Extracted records
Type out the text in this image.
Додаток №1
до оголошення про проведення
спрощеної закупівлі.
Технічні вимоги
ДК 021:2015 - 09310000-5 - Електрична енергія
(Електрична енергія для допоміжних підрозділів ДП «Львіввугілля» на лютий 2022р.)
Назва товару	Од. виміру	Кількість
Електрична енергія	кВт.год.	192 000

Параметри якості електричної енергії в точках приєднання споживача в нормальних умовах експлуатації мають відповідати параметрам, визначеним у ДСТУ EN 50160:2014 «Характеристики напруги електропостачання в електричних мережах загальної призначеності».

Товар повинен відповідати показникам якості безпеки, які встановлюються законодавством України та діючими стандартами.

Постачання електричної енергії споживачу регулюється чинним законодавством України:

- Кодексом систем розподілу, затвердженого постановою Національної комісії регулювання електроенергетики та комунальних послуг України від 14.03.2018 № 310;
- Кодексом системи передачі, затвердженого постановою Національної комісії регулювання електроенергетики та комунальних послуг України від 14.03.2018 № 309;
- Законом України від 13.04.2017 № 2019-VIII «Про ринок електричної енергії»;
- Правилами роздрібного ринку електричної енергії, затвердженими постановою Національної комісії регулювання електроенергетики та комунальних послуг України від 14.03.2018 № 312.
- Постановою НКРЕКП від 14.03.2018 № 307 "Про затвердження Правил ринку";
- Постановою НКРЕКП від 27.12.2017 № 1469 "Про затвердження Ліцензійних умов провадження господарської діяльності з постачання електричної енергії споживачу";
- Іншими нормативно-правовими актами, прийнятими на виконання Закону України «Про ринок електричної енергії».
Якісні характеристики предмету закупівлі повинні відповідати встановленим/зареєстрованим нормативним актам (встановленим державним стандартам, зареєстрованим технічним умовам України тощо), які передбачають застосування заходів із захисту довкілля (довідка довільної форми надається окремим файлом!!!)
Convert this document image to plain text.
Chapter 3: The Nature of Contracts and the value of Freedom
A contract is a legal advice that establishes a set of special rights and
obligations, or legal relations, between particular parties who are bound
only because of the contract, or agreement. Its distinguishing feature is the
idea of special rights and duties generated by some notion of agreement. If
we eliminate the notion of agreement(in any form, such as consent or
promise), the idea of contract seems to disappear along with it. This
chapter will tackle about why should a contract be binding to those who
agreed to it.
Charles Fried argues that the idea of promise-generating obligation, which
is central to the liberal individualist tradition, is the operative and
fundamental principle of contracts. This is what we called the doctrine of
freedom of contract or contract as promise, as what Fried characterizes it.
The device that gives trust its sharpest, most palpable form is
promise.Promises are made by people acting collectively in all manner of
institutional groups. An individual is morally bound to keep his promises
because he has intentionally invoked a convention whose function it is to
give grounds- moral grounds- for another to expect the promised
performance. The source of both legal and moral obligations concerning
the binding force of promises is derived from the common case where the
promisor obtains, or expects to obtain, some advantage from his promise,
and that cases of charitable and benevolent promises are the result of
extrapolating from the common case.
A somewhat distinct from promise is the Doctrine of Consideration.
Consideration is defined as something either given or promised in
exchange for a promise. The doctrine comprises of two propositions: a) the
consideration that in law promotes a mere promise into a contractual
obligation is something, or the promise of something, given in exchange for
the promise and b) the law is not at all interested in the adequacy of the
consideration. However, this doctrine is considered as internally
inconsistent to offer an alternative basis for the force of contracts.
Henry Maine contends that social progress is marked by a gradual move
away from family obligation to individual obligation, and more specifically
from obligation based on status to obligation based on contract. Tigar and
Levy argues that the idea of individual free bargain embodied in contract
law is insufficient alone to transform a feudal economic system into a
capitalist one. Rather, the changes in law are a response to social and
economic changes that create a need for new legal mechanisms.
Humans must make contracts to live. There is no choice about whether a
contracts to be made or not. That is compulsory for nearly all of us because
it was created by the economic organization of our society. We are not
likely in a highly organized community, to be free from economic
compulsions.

## Do this
Transcribe the whole listing with nothing added or left out.

## Answer to the exercise
Type out the text in this image.
Додаток №1
до оголошення про проведення
спрощеної закупівлі.
Технічні вимоги
ДК 021:2015 - 09310000-5 - Електрична енергія
(Електрична енергія для допоміжних підрозділів ДП «Львіввугілля» на лютий 2022р.)
Назва товару	Од. виміру	Кількість
Електрична енергія	кВт.год.	192 000

Параметри якості електричної енергії в точках приєднання споживача в нормальних умовах експлуатації мають відповідати параметрам, визначеним у ДСТУ EN 50160:2014 «Характеристики напруги електропостачання в електричних мережах загальної призначеності».

Товар повинен відповідати показникам якості безпеки, які встановлюються законодавством України та діючими стандартами.

Постачання електричної енергії споживачу регулюється чинним законодавством України:

- Кодексом систем розподілу, затвердженого постановою Національної комісії регулювання електроенергетики та комунальних послуг України від 14.03.2018 № 310;
- Кодексом системи передачі, затвердженого постановою Національної комісії регулювання електроенергетики та комунальних послуг України від 14.03.2018 № 309;
- Законом України від 13.04.2017 № 2019-VIII «Про ринок електричної енергії»;
- Правилами роздрібного ринку електричної енергії, затвердженими постановою Національної комісії регулювання електроенергетики та комунальних послуг України від 14.03.2018 № 312.
- Постановою НКРЕКП від 14.03.2018 № 307 "Про затвердження Правил ринку";
- Постановою НКРЕКП від 27.12.2017 № 1469 "Про затвердження Ліцензійних умов провадження господарської діяльності з постачання електричної енергії споживачу";
- Іншими нормативно-правовими актами, прийнятими на виконання Закону України «Про ринок електричної енергії».
Якісні характеристики предмету закупівлі повинні відповідати встановленим/зареєстрованим нормативним актам (встановленим державним стандартам, зареєстрованим технічним умовам України тощо), які передбачають застосування заходів із захисту довкілля (довідка довільної форми надається окремим файлом!!!)
Convert this document image to plain text.
Chapter 3: The Nature of Contracts and the value of Freedom
A contract is a legal advice that establishes a set of special rights and
obligations, or legal relations, between particular parties who are bound
only because of the contract, or agreement. Its distinguishing feature is the
idea of special rights and duties generated by some notion of agreement. If
we eliminate the notion of agreement(in any form, such as consent or
promise), the idea of contract seems to disappear along with it. This
chapter will tackle about why should a contract be binding to those who
agreed to it.
Charles Fried argues that the idea of promise-generating obligation, which
is central to the liberal individualist tradition, is the operative and
fundamental principle of contracts. This is what we called the doctrine of
freedom of contract or contract as promise, as what Fried characterizes it.
The device that gives trust its sharpest, most palpable form is
promise.Promises are made by people acting collectively in all manner of
institutional groups. An individual is morally bound to keep his promises
because he has intentionally invoked a convention whose function it is to
give grounds- moral grounds- for another to expect the promised
performance. The source of both legal and moral obligations concerning
the binding force of promises is derived from the common case where the
promisor obtains, or expects to obtain, some advantage from his promise,
and that cases of charitable and benevolent promises are the result of
extrapolating from the common case.
A somewhat distinct from promise is the Doctrine of Consideration.
Consideration is defined as something either given or promised in
exchange for a promise. The doctrine comprises of two propositions: a) the
consideration that in law promotes a mere promise into a contractual
obligation is something, or the promise of something, given in exchange for
the promise and b) the law is not at all interested in the adequacy of the
consideration. However, this doctrine is considered as internally
inconsistent to offer an alternative basis for the force of contracts.
Henry Maine contends that social progress is marked by a gradual move
away from family obligation to individual obligation, and more specifically
from obligation based on status to obligation based on contract. Tigar and
Levy argues that the idea of individual free bargain embodied in contract
law is insufficient alone to transform a feudal economic system into a
capitalist one. Rather, the changes in law are a response to social and
economic changes that create a need for new legal mechanisms.
Humans must make contracts to live. There is no choice about whether a
contracts to be made or not. That is compulsory for nearly all of us because
it was created by the economic organization of our society. We are not
likely in a highly organized community, to be free from economic
compulsions.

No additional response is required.